> Kaynak metin:
━━━

Doğrusu bu yazıya nasıl başlayacağımı bilemedim, epey bocaladım. Her gezi arefesinde olduğu gibi, "Siz bu yazıyı okurken ben..." diye mi girmeliydim yazıya, yoksa "Hey gidi günler" veya "Gençliğim eyvah" diye nostalji mi takılmalıydım; gerçekten bocaladım.
Sonunda "İkisini harmanlamanın" en iyi çözüm olduğuna karar verdim. Buyurun...
***
Evet, siz bu satırları okurken, ben Cumhurbaşkanı Abdullah Gül'le Londra yolunda olacağım. Veya yazıya geç saatlerde göz atarsanız, Londra'ya varmış, belki de otelime yerleşmiş olacağım.
Evet, bu gezi benim için "Gençliğim eyvah" iç çekmeleriyle geçecek kaçınılmaz olarak.
Çünkü İngiltere'ye böyle bir devlet ziyaretine 23 yıl önce tanık olmuştum. Daha doğrusu aktörleri arasında yer almıştım.
Galiba en iyisi 1988'de, tam da bu ayda 7'nci Cumhurbaşkanı Kenan Evren'in Londra'ya yaptığı ve benim de Yeni Asır Genel Yayın Yönetmeni olarak katıldığım o geziden izlenimlerimi, yani yazılarımı aktarmak olmalı.
İşte size 23 yıl önce Yeni Asır'da "Erdal Şafak, Londra'dan yazıyor" klişesiyle yayınlanmış Evren'in İngiltere'ye "Devlet ziyareti"nden alıntılar...

━━━

Sınırlayıcı kutu açıklamaları:
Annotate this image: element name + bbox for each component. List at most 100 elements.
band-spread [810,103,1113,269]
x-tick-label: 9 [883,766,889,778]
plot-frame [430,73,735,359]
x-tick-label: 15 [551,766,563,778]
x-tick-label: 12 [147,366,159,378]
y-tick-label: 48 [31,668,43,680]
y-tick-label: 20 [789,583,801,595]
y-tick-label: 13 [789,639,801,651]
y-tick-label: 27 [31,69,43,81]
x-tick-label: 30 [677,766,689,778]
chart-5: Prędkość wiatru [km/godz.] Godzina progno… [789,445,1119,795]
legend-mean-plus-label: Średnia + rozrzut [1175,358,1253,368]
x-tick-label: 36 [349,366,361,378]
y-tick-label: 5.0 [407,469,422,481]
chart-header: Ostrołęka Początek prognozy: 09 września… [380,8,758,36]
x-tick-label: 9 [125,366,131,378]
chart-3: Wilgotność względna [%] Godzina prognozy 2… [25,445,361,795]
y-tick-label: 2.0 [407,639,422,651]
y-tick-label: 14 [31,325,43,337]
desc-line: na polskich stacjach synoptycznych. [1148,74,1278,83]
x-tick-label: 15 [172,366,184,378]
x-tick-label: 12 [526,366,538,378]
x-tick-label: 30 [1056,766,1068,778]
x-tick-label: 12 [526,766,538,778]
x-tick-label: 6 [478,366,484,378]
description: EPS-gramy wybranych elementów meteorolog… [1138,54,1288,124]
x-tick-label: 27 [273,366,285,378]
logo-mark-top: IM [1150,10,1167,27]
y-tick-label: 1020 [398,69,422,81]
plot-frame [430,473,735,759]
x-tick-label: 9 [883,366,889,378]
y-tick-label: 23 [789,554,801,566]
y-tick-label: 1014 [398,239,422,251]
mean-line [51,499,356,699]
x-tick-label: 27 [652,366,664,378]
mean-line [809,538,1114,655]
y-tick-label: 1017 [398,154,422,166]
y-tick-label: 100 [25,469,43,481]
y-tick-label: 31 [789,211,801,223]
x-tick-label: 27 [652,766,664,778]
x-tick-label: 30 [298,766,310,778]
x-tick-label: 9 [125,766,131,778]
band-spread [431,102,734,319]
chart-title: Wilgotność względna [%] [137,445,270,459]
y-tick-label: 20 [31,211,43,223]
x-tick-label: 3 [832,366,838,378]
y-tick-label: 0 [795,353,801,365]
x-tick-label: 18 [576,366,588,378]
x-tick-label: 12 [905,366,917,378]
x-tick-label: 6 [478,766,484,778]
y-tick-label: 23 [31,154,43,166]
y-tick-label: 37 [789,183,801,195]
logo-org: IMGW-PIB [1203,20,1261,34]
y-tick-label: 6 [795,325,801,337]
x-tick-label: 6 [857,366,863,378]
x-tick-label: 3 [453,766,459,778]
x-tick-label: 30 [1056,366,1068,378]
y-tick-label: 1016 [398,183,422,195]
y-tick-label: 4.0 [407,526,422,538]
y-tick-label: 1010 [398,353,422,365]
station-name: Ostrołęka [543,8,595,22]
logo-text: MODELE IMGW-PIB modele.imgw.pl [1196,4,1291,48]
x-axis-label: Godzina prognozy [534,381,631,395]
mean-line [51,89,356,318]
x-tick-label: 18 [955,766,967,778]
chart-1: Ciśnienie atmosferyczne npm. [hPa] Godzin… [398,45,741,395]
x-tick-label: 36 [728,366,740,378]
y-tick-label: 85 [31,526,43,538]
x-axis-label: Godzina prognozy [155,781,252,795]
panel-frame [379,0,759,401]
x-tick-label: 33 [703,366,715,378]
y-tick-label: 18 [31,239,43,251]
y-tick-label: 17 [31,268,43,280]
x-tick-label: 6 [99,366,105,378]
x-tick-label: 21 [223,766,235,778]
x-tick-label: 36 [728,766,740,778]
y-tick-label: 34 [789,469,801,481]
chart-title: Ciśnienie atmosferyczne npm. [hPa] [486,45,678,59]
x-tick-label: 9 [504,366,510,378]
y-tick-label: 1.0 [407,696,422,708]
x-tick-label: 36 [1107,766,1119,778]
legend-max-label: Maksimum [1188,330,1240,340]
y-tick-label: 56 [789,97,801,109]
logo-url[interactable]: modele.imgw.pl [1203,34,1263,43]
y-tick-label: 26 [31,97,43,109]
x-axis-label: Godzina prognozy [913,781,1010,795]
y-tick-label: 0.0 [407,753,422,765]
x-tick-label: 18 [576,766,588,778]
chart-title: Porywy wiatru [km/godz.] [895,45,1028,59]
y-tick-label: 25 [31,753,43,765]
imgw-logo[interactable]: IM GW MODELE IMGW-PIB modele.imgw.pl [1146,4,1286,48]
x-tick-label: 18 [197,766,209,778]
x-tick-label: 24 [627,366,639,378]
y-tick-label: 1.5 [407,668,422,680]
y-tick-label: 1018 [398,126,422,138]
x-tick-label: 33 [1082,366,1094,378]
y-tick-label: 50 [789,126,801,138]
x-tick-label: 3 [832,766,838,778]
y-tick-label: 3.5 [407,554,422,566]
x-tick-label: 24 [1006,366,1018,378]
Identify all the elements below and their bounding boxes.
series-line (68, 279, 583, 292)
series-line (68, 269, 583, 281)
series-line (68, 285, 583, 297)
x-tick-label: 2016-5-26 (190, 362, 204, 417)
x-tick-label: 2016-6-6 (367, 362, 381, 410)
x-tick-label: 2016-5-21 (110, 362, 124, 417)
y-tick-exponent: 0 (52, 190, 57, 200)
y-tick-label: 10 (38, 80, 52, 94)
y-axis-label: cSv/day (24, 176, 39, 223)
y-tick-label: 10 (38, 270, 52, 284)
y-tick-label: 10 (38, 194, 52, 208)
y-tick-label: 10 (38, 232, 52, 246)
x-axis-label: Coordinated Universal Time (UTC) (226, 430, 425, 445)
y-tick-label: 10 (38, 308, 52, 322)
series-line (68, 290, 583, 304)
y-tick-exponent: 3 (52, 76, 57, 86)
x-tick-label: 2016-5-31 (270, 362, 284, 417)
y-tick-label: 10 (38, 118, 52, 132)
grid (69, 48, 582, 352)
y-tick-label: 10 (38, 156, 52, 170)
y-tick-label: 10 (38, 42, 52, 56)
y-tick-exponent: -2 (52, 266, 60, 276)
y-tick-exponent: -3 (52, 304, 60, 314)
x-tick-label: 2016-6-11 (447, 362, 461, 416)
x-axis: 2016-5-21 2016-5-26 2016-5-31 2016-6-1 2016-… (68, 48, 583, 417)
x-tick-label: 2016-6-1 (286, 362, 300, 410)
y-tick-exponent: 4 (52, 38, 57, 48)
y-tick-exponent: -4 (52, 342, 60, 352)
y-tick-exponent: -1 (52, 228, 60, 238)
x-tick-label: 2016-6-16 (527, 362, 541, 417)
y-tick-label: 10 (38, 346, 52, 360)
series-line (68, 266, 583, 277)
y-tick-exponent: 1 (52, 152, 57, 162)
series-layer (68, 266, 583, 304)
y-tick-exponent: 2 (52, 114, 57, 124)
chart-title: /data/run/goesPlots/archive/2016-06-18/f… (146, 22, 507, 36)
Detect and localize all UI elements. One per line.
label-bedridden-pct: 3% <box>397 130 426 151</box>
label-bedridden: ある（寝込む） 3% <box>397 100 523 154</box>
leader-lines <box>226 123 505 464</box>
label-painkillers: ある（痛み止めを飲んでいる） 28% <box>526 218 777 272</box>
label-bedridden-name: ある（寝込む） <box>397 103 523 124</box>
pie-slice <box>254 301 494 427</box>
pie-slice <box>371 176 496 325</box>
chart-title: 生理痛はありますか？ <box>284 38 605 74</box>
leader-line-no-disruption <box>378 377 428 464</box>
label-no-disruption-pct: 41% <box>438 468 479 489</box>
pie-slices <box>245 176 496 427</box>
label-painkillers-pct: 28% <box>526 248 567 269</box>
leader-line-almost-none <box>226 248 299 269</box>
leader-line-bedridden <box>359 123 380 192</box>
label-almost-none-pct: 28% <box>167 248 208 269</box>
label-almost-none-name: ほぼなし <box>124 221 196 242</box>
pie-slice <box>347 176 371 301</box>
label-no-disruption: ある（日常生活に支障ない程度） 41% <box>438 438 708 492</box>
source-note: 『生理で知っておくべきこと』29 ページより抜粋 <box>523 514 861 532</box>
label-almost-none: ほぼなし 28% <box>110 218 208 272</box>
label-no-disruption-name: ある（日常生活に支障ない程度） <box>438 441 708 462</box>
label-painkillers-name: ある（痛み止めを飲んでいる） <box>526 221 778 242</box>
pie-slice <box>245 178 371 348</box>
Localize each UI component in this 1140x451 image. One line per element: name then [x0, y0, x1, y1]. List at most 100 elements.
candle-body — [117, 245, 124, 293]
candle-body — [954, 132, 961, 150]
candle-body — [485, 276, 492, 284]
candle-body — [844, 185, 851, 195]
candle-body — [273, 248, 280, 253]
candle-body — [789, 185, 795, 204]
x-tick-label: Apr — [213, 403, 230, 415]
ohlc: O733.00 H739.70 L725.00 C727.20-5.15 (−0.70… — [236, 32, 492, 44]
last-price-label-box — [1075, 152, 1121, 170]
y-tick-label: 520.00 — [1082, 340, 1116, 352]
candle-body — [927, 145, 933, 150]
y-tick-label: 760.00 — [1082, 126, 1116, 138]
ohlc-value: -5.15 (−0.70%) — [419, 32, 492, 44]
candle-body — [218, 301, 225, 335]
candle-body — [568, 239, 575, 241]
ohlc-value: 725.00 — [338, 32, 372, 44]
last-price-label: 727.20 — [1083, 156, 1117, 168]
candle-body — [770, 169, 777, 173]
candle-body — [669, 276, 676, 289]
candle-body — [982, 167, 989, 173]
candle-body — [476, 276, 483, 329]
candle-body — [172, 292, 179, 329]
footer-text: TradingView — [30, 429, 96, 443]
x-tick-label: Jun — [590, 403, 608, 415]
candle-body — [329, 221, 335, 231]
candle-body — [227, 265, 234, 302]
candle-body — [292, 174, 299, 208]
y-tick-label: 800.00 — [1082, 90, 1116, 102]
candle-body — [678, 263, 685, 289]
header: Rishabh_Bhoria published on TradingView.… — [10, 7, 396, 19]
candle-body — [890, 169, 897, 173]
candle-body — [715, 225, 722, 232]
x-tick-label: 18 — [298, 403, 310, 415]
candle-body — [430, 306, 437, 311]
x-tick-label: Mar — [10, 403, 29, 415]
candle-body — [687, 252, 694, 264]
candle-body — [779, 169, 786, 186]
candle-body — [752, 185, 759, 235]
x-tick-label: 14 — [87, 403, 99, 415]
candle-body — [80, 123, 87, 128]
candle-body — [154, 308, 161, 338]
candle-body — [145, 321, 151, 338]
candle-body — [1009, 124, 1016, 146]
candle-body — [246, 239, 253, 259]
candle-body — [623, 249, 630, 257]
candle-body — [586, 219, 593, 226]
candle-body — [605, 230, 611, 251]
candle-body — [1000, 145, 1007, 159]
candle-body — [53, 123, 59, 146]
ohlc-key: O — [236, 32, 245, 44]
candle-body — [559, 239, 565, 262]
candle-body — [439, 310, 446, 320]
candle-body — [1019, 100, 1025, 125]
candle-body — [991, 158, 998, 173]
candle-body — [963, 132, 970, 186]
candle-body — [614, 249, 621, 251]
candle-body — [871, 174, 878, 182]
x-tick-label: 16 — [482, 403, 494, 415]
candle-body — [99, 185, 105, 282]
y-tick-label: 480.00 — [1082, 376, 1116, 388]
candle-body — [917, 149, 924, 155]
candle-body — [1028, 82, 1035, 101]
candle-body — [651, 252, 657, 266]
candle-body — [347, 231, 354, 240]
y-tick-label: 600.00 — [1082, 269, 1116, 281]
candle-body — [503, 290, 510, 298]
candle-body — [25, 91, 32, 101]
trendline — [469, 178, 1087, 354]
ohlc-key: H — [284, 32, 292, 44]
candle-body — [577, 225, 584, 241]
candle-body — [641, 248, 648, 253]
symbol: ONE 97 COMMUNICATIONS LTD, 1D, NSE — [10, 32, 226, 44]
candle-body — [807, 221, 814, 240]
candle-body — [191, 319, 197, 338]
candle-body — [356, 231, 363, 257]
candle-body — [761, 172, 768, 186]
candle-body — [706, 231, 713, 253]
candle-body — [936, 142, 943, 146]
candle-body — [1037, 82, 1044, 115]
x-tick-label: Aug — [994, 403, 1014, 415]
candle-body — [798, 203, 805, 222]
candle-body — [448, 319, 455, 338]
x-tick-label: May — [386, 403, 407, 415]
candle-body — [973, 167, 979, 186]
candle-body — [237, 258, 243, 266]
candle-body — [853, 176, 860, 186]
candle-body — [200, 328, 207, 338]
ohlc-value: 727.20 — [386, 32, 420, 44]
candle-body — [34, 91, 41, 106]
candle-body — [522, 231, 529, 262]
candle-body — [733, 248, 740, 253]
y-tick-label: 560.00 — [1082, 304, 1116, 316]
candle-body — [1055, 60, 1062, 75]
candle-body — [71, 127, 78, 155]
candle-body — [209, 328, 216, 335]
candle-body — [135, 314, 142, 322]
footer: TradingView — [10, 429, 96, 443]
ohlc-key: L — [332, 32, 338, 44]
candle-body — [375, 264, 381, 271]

━━━

> Yönergeler:
• A. Kaynak metne göre yazar, 1988'de Kenan Evren'in Londra gezisine hangi görevle katılmıştı?
• B. Kaynak metinde "Doğrusu bu yazıya" sözcüklerinden başlayıp "otelime yerleşmiş olacağım." sözcükleri de dahil olmak üzere uzanan bölümü olduğu gibi yazın.

> Yanıtlar:
• A. Yeni Asır Genel Yayın Yönetmeni olarak.

• B.
Doğrusu bu yazıya nasıl başlayacağımı bilemedim, epey bocaladım. Her gezi arefesinde olduğu gibi, "Siz bu yazıyı okurken ben..." diye mi girmeliydim yazıya, yoksa "Hey gidi günler" veya "Gençliğim eyvah" diye nostalji mi takılmalıydım; gerçekten bocaladım.
Sonunda "İkisini harmanlamanın" en iyi çözüm olduğuna karar verdim. Buyurun...
***
Evet, siz bu satırları okurken, ben Cumhurbaşkanı Abdullah Gül'le Londra yolunda olacağım. Veya yazıya geç saatlerde göz atarsanız, Londra'ya varmış, belki de otelime yerleşmiş olacağım.